(Data for the task):
== == ==

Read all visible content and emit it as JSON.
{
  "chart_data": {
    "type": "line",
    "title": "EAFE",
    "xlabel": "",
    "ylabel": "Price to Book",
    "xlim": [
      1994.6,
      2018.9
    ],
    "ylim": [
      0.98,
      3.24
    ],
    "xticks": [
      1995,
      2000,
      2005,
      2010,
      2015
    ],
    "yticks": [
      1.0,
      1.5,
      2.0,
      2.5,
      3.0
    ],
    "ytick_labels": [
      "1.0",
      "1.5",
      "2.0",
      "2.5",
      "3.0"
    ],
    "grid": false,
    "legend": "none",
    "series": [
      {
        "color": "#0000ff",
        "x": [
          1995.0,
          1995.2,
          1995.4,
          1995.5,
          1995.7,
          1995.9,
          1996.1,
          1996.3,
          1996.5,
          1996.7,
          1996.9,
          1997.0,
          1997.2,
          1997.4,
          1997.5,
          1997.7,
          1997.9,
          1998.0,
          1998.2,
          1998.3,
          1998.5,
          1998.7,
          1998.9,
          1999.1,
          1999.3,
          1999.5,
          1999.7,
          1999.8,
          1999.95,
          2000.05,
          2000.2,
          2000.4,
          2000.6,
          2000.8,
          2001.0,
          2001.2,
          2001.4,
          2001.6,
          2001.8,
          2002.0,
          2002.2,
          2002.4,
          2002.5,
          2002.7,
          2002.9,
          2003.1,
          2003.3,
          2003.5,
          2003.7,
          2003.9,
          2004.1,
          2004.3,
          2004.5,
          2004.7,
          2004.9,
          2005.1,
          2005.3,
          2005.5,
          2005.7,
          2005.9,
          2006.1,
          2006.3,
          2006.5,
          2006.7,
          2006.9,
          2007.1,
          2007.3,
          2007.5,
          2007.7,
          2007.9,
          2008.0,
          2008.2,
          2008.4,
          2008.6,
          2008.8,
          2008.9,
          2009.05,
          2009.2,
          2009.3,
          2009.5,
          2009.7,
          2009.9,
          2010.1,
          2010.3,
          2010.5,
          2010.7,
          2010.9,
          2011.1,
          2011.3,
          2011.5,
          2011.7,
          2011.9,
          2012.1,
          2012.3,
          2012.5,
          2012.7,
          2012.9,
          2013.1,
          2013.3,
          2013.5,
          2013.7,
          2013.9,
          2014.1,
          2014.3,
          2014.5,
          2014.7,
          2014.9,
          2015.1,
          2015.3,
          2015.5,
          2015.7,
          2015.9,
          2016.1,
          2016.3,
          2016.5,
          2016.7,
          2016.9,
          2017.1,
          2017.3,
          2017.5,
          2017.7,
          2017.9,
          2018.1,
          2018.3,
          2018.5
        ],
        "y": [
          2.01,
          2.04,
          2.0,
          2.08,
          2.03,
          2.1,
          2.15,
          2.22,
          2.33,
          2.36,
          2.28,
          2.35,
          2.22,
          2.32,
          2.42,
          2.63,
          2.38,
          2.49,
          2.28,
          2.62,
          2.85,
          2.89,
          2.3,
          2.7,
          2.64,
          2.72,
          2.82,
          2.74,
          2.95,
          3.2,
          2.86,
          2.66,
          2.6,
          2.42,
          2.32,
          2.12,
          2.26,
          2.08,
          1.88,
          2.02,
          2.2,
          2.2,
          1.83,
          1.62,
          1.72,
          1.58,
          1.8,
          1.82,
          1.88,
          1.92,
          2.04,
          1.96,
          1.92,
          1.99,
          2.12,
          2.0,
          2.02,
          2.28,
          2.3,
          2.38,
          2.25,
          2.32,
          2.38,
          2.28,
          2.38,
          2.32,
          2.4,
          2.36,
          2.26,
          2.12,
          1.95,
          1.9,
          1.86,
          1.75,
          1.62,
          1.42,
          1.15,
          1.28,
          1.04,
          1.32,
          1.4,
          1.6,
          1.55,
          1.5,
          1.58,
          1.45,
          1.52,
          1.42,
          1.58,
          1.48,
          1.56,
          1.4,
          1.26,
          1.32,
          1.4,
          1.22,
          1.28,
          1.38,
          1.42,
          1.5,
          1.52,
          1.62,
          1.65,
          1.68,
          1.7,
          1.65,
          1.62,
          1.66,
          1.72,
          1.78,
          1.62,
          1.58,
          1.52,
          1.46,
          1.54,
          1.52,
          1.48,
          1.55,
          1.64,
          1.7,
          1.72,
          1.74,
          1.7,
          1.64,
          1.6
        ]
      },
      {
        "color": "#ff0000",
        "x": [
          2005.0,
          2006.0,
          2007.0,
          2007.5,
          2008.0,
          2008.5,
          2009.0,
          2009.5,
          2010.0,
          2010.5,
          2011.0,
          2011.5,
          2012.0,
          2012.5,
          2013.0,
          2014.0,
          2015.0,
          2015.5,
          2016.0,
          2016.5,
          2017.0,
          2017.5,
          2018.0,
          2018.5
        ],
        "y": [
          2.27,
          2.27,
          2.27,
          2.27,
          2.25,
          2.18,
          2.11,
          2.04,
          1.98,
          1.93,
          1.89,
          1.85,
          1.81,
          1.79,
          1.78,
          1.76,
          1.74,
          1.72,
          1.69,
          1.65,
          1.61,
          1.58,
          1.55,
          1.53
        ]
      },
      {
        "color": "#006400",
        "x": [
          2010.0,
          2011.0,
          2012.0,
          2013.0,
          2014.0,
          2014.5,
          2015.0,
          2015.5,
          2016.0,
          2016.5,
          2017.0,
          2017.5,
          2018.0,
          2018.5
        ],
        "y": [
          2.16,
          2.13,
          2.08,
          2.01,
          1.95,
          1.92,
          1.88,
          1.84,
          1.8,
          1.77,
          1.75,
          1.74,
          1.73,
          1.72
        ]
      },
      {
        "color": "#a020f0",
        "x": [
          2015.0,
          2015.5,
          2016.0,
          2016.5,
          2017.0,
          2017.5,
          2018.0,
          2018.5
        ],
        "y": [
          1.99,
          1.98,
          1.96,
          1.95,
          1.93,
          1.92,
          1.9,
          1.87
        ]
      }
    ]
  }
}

== == ==

(What you need to do): Copy each line of the data above that holds "color".

(Completed task):
        "color": "#0000ff",
        "color": "#ff0000",
        "color": "#006400",
        "color": "#a020f0",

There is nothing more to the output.